(Saved data entries)
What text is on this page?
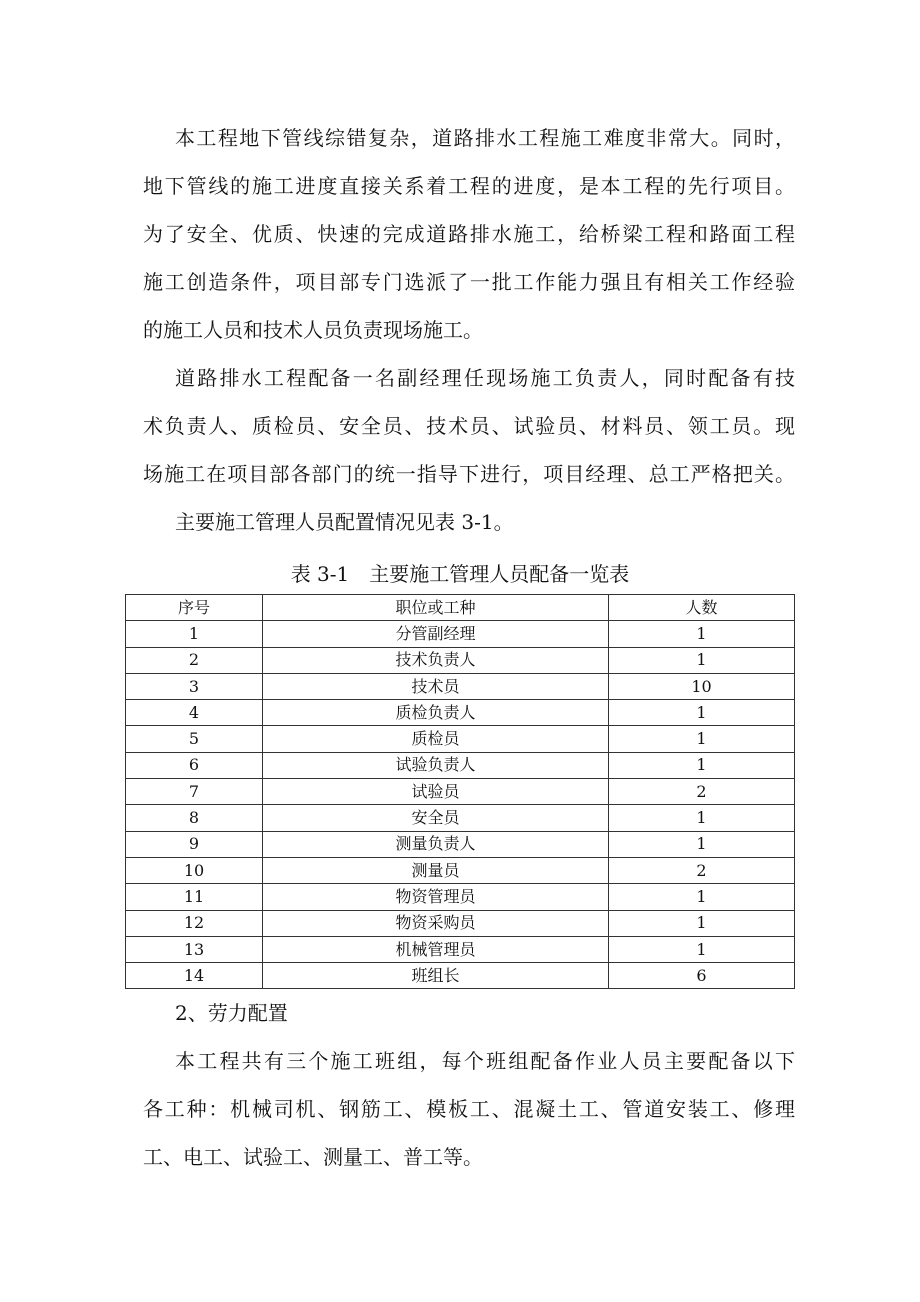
本工程地下管线综错复杂，道路排水工程施工难度非常大。同时，
地下管线的施工进度直接关系着工程的进度，是本工程的先行项目。
为了安全、优质、快速的完成道路排水施工，给桥梁工程和路面工程
施工创造条件，项目部专门选派了一批工作能力强且有相关工作经验
的施工人员和技术人员负责现场施工。
道路排水工程配备一名副经理任现场施工负责人，同时配备有技
术负责人、质检员、安全员、技术员、试验员、材料员、领工员。现
场施工在项目部各部门的统一指导下进行，项目经理、总工严格把关。
主要施工管理人员配置情况见表 3-1。
表 3-1　主要施工管理人员配备一览表
序号	职位或工种	人数
1	分管副经理	1
2	技术负责人	1
3	技术员	10
4	质检负责人	1
5	质检员	1
6	试验负责人	1
7	试验员	2
8	安全员	1
9	测量负责人	1
10	测量员	2
11	物资管理员	1
12	物资采购员	1
13	机械管理员	1
14	班组长	6
2、劳力配置
本工程共有三个施工班组，每个班组配备作业人员主要配备以下
各工种：机械司机、钢筋工、模板工、混凝土工、管道安装工、修理
工、电工、试验工、测量工、普工等。
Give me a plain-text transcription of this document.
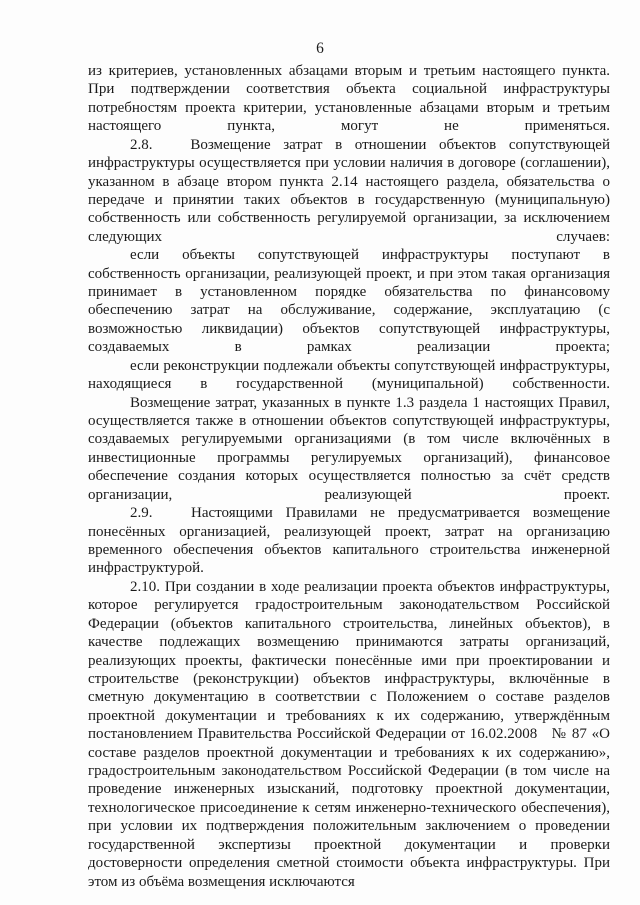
6

из критериев, установленных абзацами вторым и третьим настоящего пункта. При подтверждении соответствия объекта социальной инфраструктуры потребностям проекта критерии, установленные абзацами вторым и третьим настоящего пункта, могут не применяться.

2.8.   Возмещение затрат в отношении объектов сопутствующей инфраструктуры осуществляется при условии наличия в договоре (соглашении), указанном в абзаце втором пункта 2.14 настоящего раздела, обязательства о передаче и принятии таких объектов в государственную (муниципальную) собственность или собственность регулируемой организации, за исключением следующих случаев:

если объекты сопутствующей инфраструктуры поступают в собственность организации, реализующей проект, и при этом такая организация принимает в установленном порядке обязательства по финансовому обеспечению затрат на обслуживание, содержание, эксплуатацию (с возможностью ликвидации) объектов сопутствующей инфраструктуры, создаваемых в рамках реализации проекта;

если реконструкции подлежали объекты сопутствующей инфраструктуры, находящиеся в государственной (муниципальной) собственности.

Возмещение затрат, указанных в пункте 1.3 раздела 1 настоящих Правил, осуществляется также в отношении объектов сопутствующей инфраструктуры, создаваемых регулируемыми организациями (в том числе включённых в инвестиционные программы регулируемых организаций), финансовое обеспечение создания которых осуществляется полностью за счёт средств организации, реализующей проект.

2.9.   Настоящими Правилами не предусматривается возмещение понесённых организацией, реализующей проект, затрат на организацию временного обеспечения объектов капитального строительства инженерной инфраструктурой.

2.10. При создании в ходе реализации проекта объектов инфраструктуры, которое регулируется градостроительным законодательством Российской Федерации (объектов капитального строительства, линейных объектов), в качестве подлежащих возмещению принимаются затраты организаций, реализующих проекты, фактически понесённые ими при проектировании и строительстве (реконструкции) объектов инфраструктуры, включённые в сметную документацию в соответствии с Положением о составе разделов проектной документации и требованиях к их содержанию, утверждённым постановлением Правительства Российской Федерации от 16.02.2008   № 87 «О составе разделов проектной документации и требованиях к их содержанию», градостроительным законодательством Российской Федерации (в том числе на проведение инженерных изысканий, подготовку проектной документации, технологическое присоединение к сетям инженерно-технического обеспечения), при условии их подтверждения положительным заключением о проведении государственной экспертизы проектной документации и проверки достоверности определения сметной стоимости объекта инфраструктуры. При этом из объёма возмещения исключаются
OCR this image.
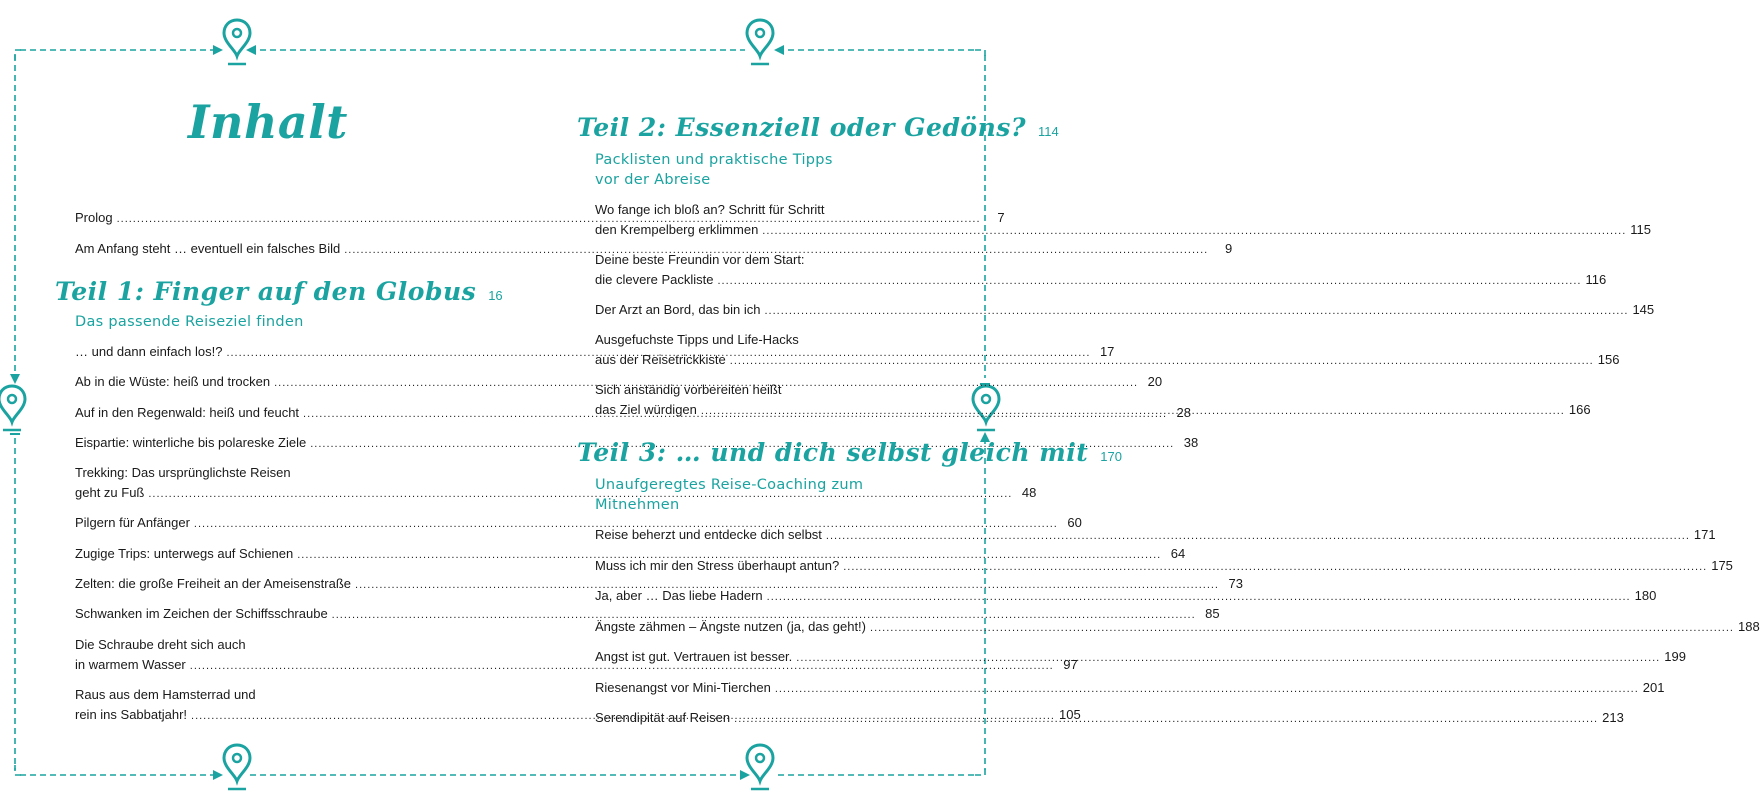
Inhalt
Prolog .....	7
Am Anfang steht … eventuell ein falsches Bild .....	9
Teil 1: Finger auf den Globus 16
Das passende Reiseziel finden
… und dann einfach los!? .....	17
Ab in die Wüste: heiß und trocken .....	20
Auf in den Regenwald: heiß und feucht .....	28
Eispartie: winterliche bis polareske Ziele .....	38
Trekking: Das ursprünglichste Reisen
geht zu Fuß .....	48
Pilgern für Anfänger .....	60
Zugige Trips: unterwegs auf Schienen .....	64
Zelten: die große Freiheit an der Ameisenstraße .....	73
Schwanken im Zeichen der Schiffsschraube .....	85
Die Schraube dreht sich auch
in warmem Wasser .....	97
Raus aus dem Hamsterrad und
rein ins Sabbatjahr! .....	105
Teil 2: Essenziell oder Gedöns? 114
Packlisten und praktische Tipps
vor der Abreise
Wo fange ich bloß an? Schritt für Schritt
den Krempelberg erklimmen .....	115
Deine beste Freundin vor dem Start:
die clevere Packliste .....	116
Der Arzt an Bord, das bin ich .....	145
Ausgefuchste Tipps und Life-Hacks
aus der Reisetrickkiste .....	156
Sich anständig vorbereiten heißt
das Ziel würdigen .....	166
Teil 3: … und dich selbst gleich mit 170
Unaufgeregtes Reise-Coaching zum
Mitnehmen
Reise beherzt und entdecke dich selbst .....	171
Muss ich mir den Stress überhaupt antun? .....	175
Ja, aber … Das liebe Hadern .....	180
Ängste zähmen – Ängste nutzen (ja, das geht!) .....	188
Angst ist gut. Vertrauen ist besser. .....	199
Riesenangst vor Mini-Tierchen .....	201
Serendipität auf Reisen .....	213
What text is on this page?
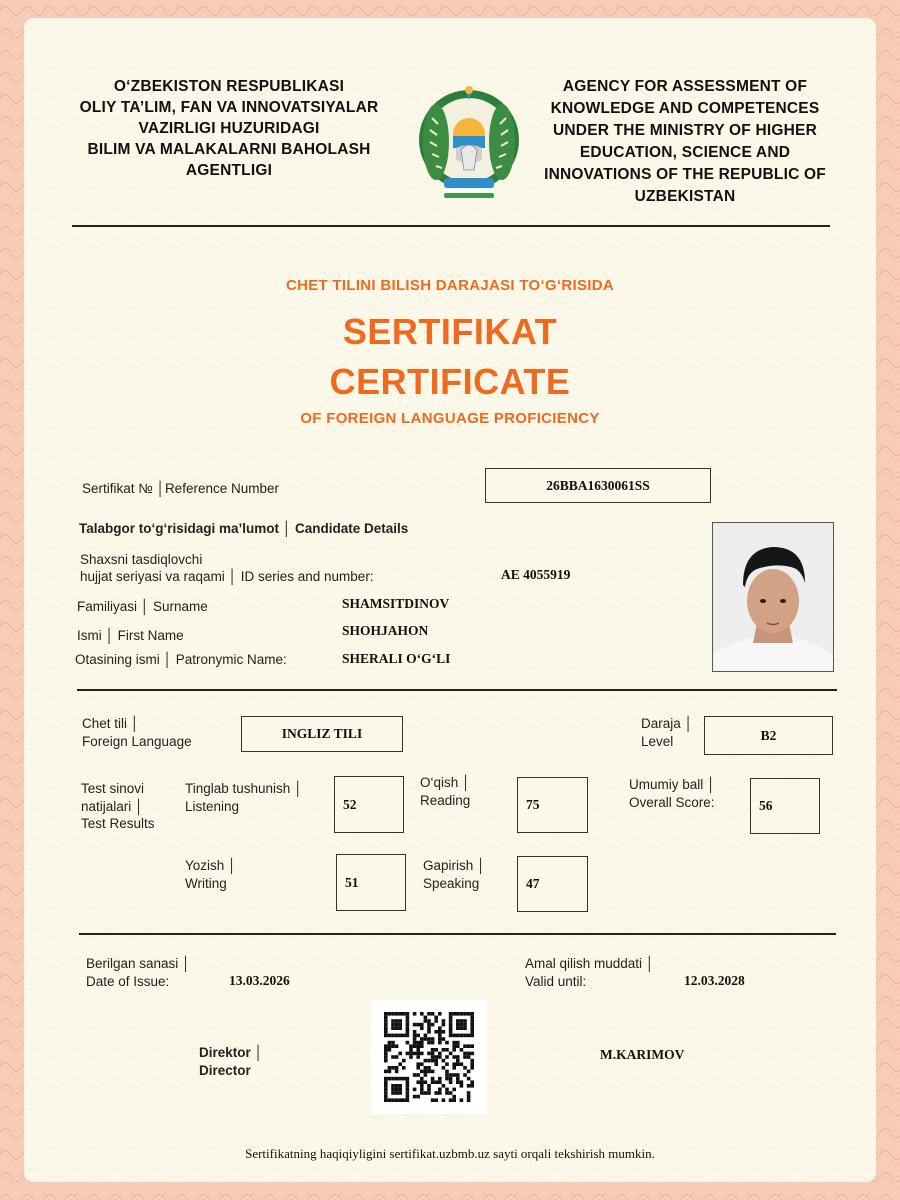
O‘ZBEKISTON RESPUBLIKASI
OLIY TA’LIM, FAN VA INNOVATSIYALAR
VAZIRLIGI HUZURIDAGI
BILIM VA MALAKALARNI BAHOLASH
AGENTLIGI
AGENCY FOR ASSESSMENT OF
KNOWLEDGE AND COMPETENCES
UNDER THE MINISTRY OF HIGHER
EDUCATION, SCIENCE AND
INNOVATIONS OF THE REPUBLIC OF
UZBEKISTAN
CHET TILINI BILISH DARAJASI TO‘G‘RISIDA
SERTIFIKAT
CERTIFICATE
OF FOREIGN LANGUAGE PROFICIENCY
Sertifikat № │Reference Number	26BBA1630061SS
Talabgor to‘g‘risidagi ma’lumot │ Candidate Details
Shaxsni tasdiqlovchi
hujjat seriyasi va raqami │ ID series and number:	AE 4055919
Familiyasi │ Surname	SHAMSITDINOV
Ismi │ First Name	SHOHJAHON
Otasining ismi │ Patronymic Name:	SHERALI O‘G‘LI
Chet tili │
Foreign Language
INGLIZ TILI
Daraja │
Level	B2
Test sinovi
natijalari │
Test Results
Tinglab tushunish │
Listening	52
O‘qish │
Reading	75
Umumiy ball │
Overall Score:	56
Yozish │
Writing	51
Gapirish │
Speaking	47
Berilgan sanasi │
Date of Issue:	13.03.2026
Amal qilish muddati │
Valid until:	12.03.2028
Direktor │
Director
M.KARIMOV
Sertifikatning haqiqiyligini sertifikat.uzbmb.uz sayti orqali tekshirish mumkin.
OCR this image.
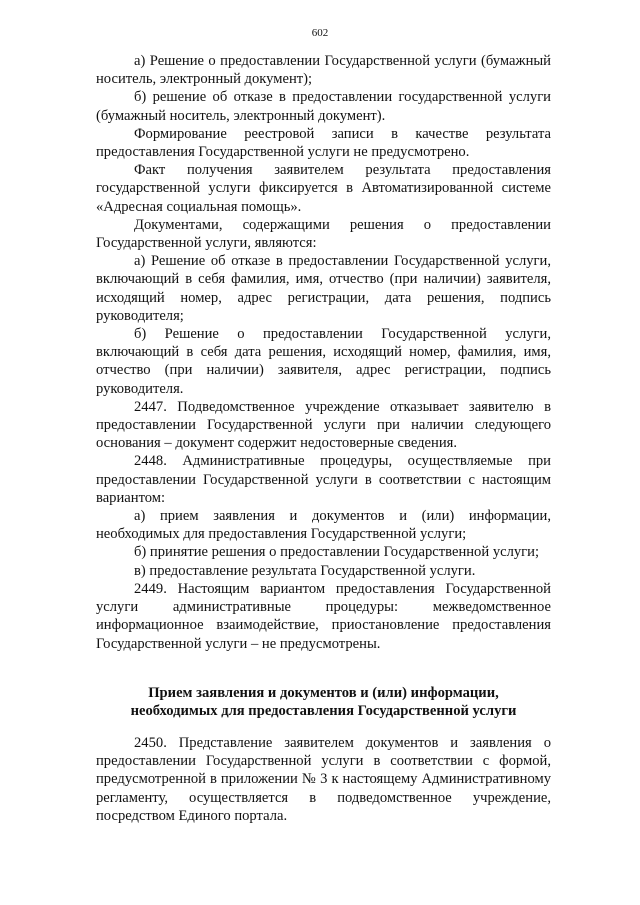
602

а) Решение о предоставлении Государственной услуги (бумажный носитель, электронный документ);

б) решение об отказе в предоставлении государственной услуги (бумажный носитель, электронный документ).

Формирование реестровой записи в качестве результата предоставления Государственной услуги не предусмотрено.

Факт получения заявителем результата предоставления государственной услуги фиксируется в Автоматизированной системе «Адресная социальная помощь».

Документами, содержащими решения о предоставлении Государственной услуги, являются:

а) Решение об отказе в предоставлении Государственной услуги, включающий в себя фамилия, имя, отчество (при наличии) заявителя, исходящий номер, адрес регистрации, дата решения, подпись руководителя;

б) Решение о предоставлении Государственной услуги, включающий в себя дата решения, исходящий номер, фамилия, имя, отчество (при наличии) заявителя, адрес регистрации, подпись руководителя.

2447. Подведомственное учреждение отказывает заявителю в предоставлении Государственной услуги при наличии следующего основания – документ содержит недостоверные сведения.

2448. Административные процедуры, осуществляемые при предоставлении Государственной услуги в соответствии с настоящим вариантом:

а) прием заявления и документов и (или) информации, необходимых для предоставления Государственной услуги;

б) принятие решения о предоставлении Государственной услуги;

в) предоставление результата Государственной услуги.

2449. Настоящим вариантом предоставления Государственной услуги административные процедуры: межведомственное информационное взаимодействие, приостановление предоставления Государственной услуги – не предусмотрены.

Прием заявления и документов и (или) информации,
необходимых для предоставления Государственной услуги

2450. Представление заявителем документов и заявления о предоставлении Государственной услуги в соответствии с формой, предусмотренной в приложении № 3 к настоящему Административному регламенту, осуществляется в подведомственное учреждение, посредством Единого портала.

BRIEF => Identify every line holding the word "если" and copy it out.

EXERCISE RESPONSE =>
если объекты сопутствующей инфраструктуры поступают в собственность организации, реализующей проект, и при этом такая организация принимает в установленном порядке обязательства по финансовому обеспечению затрат на обслуживание, содержание, эксплуатацию (с возможностью ликвидации) объектов сопутствующей инфраструктуры, создаваемых в рамках реализации проекта;
если реконструкции подлежали объекты сопутствующей инфраструктуры, находящиеся в государственной (муниципальной) собственности.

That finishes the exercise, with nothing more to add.